AZIONI RICHIESTE:
a – Indica se le affermazioni (i) La madre ha trovato il termine a pagina 25 del libro; (ii) Il sindaco di Feltre è un senatore del Partito Democratico; (iii) Il libro associa la pizza alla Liguria sono in accordo con l'articolo sul sussidiario di Feltre. Per ciascuna rispondi sì o no e cita testualmente le parole dell'articolo che lo stabiliscono.
b – Prosegui l'articolo sul sussidiario di Feltre, ripartendo dopo la sua ultima frase.

TESTO FORNITO:
══════
E nel libro di scuola alla voce Veneto spunta "imbranato"

Il sussidiario adottato da una elementare di Feltre contestato dai genitori: "Ci discrimina"

«Lo scolaro associ a ogni regione italiana un termine che la ricordi immediatamente». Mutatis mutandis, il messaggio «educativo» (le virgolette sono ironicamente d'obbligo) di un sussidiario attualmente in dotazione a una scuola elementare di Feltre, era in buona sostanza questo. A seguire, il libro di testo forniva una traccia che associava a ogni luogo un piatto tradizionale o un genere alimentare della tradizione. Facile anche per dei bambini di quinta. E così via con le ovvietà, dal panettone per la Lombardia al pesto per la Liguria, passando dalla pizza per significare la Campania. Peccato però che alla voce «Veneto» l'autrice del libro, in evidente debito di fantasia, ma più probabilmente in forte credito di sciocca e gratuita polemica anti-nordista, non abbia trovato meglio che associare il termine «imbranato».
L'accusa, partita da una mamma di Feltre che ha scoperto la magagna a pagina 25 di questo libro di testo della Mondadori Education - capitolo «Gerghi e dialetti» - mentre aiutava il suo bambino a fare i compiti, è planata nero su bianco e timbro di un avvocato fin sulla scrivania del sindaco della cittadina veneta, il senatore della Lega Nord Gianfranco Vaccari. Che ha investito della cosa la presidenza stessa di palazzo Madama chiedendo «un intervento per verificare la bontà dei libri di testo che vengono dati ai nostri ragazzi se si vuole garantire una buona cultura e formare nuove generazioni sempre all'altezza della situazione». Sacrosanto. Da sottoscrivere.
══════
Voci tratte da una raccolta

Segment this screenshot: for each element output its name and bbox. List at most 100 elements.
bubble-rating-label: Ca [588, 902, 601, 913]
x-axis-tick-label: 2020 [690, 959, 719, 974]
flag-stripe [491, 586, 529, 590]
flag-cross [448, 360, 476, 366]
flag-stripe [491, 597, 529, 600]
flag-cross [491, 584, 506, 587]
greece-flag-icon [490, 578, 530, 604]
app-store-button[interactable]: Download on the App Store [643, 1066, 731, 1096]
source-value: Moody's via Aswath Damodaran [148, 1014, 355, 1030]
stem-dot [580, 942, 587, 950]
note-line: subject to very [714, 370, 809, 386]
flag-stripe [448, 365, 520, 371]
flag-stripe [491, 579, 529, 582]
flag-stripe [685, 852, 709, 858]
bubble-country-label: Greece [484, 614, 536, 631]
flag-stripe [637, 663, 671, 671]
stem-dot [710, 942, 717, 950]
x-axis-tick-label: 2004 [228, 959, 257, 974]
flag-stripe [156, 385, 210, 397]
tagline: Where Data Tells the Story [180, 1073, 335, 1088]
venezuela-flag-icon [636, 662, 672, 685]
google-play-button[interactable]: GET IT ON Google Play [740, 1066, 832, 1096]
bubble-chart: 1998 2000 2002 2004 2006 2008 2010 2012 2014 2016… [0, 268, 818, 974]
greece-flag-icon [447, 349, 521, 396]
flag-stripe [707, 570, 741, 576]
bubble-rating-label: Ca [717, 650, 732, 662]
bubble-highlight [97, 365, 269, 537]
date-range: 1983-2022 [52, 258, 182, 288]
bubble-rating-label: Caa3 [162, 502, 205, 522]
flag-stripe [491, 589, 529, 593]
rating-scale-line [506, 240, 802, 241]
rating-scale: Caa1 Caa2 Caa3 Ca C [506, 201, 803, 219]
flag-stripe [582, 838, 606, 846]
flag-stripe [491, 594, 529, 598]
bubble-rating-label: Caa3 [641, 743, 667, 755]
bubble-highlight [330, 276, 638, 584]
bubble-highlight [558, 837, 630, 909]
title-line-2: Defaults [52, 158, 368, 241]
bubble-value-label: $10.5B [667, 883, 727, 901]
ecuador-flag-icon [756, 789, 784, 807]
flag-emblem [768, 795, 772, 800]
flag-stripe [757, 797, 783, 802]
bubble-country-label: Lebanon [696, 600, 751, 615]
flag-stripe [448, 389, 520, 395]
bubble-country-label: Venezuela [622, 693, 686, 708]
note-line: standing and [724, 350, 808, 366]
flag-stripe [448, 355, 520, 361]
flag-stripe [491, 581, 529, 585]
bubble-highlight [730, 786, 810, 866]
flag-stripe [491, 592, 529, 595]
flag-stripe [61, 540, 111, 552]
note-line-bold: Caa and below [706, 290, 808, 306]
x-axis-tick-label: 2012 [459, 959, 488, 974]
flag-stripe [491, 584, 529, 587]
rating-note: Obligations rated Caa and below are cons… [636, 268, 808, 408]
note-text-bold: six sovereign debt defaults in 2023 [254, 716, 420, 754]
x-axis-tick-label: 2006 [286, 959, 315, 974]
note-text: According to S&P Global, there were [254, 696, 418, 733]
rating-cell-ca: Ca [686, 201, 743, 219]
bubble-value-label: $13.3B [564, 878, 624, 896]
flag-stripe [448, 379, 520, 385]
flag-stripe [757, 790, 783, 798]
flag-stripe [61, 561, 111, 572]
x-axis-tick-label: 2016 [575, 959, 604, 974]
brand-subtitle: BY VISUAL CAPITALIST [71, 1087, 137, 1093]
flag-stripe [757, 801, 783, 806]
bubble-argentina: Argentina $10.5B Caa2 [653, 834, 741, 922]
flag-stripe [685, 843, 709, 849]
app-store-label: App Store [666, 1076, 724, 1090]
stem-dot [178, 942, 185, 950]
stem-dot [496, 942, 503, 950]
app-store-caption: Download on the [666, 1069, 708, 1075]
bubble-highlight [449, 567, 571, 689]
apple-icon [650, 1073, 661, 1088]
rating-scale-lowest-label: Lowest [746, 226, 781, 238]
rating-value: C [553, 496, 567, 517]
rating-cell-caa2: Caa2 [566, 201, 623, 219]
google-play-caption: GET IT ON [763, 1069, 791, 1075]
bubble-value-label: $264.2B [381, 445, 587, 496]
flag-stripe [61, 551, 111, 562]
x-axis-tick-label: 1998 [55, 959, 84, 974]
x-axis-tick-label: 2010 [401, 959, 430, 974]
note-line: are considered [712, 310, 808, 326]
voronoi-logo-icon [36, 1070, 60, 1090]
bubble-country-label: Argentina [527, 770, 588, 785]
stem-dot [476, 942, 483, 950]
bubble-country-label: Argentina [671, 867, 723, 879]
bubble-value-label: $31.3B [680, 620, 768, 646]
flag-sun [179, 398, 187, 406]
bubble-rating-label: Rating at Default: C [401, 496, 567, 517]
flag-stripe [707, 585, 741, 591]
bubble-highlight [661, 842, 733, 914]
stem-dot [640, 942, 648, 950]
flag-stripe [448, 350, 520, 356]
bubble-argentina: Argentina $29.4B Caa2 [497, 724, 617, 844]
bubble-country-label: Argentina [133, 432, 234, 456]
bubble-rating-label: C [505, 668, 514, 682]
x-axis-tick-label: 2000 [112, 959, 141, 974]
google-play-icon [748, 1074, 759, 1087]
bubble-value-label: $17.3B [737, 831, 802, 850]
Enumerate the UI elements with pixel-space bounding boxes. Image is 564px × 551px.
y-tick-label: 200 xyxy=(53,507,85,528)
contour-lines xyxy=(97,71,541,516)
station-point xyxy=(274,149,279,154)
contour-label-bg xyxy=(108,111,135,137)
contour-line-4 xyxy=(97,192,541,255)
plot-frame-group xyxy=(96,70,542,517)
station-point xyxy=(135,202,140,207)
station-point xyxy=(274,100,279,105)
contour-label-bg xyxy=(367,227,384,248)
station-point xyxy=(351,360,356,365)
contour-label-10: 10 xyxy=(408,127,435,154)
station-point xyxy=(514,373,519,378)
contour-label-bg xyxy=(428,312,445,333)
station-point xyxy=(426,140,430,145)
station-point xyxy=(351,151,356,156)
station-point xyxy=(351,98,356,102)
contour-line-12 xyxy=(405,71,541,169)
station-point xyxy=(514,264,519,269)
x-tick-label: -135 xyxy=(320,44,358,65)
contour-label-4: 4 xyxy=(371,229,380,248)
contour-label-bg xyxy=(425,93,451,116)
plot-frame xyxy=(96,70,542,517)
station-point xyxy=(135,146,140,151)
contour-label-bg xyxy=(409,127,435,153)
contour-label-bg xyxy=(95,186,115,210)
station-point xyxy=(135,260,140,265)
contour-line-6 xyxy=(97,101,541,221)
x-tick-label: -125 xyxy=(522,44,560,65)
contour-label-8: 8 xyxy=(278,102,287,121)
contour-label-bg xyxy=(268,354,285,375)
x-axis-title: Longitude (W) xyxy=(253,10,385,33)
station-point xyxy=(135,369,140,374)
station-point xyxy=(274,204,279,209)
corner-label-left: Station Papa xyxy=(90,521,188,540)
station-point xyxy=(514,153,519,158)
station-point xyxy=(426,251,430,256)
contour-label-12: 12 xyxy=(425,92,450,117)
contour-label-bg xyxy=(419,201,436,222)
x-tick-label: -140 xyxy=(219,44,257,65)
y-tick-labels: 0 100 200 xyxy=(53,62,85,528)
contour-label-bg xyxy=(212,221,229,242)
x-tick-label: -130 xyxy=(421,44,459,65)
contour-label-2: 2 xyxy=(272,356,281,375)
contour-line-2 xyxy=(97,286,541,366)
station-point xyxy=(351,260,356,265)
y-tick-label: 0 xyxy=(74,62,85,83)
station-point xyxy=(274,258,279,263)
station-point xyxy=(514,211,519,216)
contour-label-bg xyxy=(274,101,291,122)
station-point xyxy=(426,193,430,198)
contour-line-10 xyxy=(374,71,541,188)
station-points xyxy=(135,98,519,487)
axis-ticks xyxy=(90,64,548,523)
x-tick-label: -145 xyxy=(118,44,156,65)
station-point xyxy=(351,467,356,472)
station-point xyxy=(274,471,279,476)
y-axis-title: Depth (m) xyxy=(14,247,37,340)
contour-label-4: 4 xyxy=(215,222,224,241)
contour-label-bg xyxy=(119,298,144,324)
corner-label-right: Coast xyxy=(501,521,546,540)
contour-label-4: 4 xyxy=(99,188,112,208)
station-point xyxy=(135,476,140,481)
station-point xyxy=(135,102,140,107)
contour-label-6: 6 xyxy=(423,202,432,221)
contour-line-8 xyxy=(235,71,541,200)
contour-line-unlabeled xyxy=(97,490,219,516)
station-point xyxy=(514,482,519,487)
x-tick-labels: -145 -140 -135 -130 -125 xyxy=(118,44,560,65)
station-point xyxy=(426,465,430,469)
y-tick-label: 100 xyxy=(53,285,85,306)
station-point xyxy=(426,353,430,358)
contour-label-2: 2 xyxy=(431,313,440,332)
══════
RISULTATI IN ORDINE:
a –
(i) Sì: «ha scoperto la magagna a pagina 25 di questo libro di testo della Mondadori Education»
(ii) No: «il senatore della Lega Nord Gianfranco Vaccari»
(iii) No: «dal panettone per la Lombardia al pesto per la Liguria, passando dalla pizza per significare la Campania»

b –
Non occorre infatti essere uno chef per capire che il succitato imbranato non è mai stato qualcosa da mangiare non essendo né un primo, né un secondo, né tantomeno un dessert. E questo in nessuna regione d'Italia. È un fatto che rimanga invece, in tutte le regioni, soltanto una gratuita offesa. Non è poi nemmeno necessario chiamarsi Devoto Oli oppure Zingarelli per notare che mentre in questo preclaro paradigma dell'editoria scolastica (qui mancano le virgolette, ma rimane sottintesa l'ironia) le altre regioni sono considerate tali, il veneto ha invece perso la maiuscola, passando dallo status e dal significato di regione a quello di colui che vi abita. Una stonatura palese, insomma, un ridicolo pastrocchio in grado soltanto di ingenerare confusione nella testa di un bambino. Del tutto legittimato a chiedere: «Mamma, ma che gusto ha l'imbranato? E quando me lo fai?». Tutto per il solo presumibile gusto di quel paragone stupido e del tutto fuori luogo.
È roba triste, polverosa, addirittura in bianco e nero, che riporta agli anni andati di una certa cinematografia o televisione grevemente romanocentrica e fortunatamente d'antan, in cui i cosiddetti polentoni erano sempre e comunque gli sciocchi di turno negli sketch, nelle barzellette e perfino nei Caroselli pubblicitari, mentre le loro donne erano unicamente prosperose domestiche o balie. Leggendaria, per la sua irritante stupidità, la domestica di colore dal forte accento veneto che negli anni Sessanta pubblicizzava l'Olio Sasso.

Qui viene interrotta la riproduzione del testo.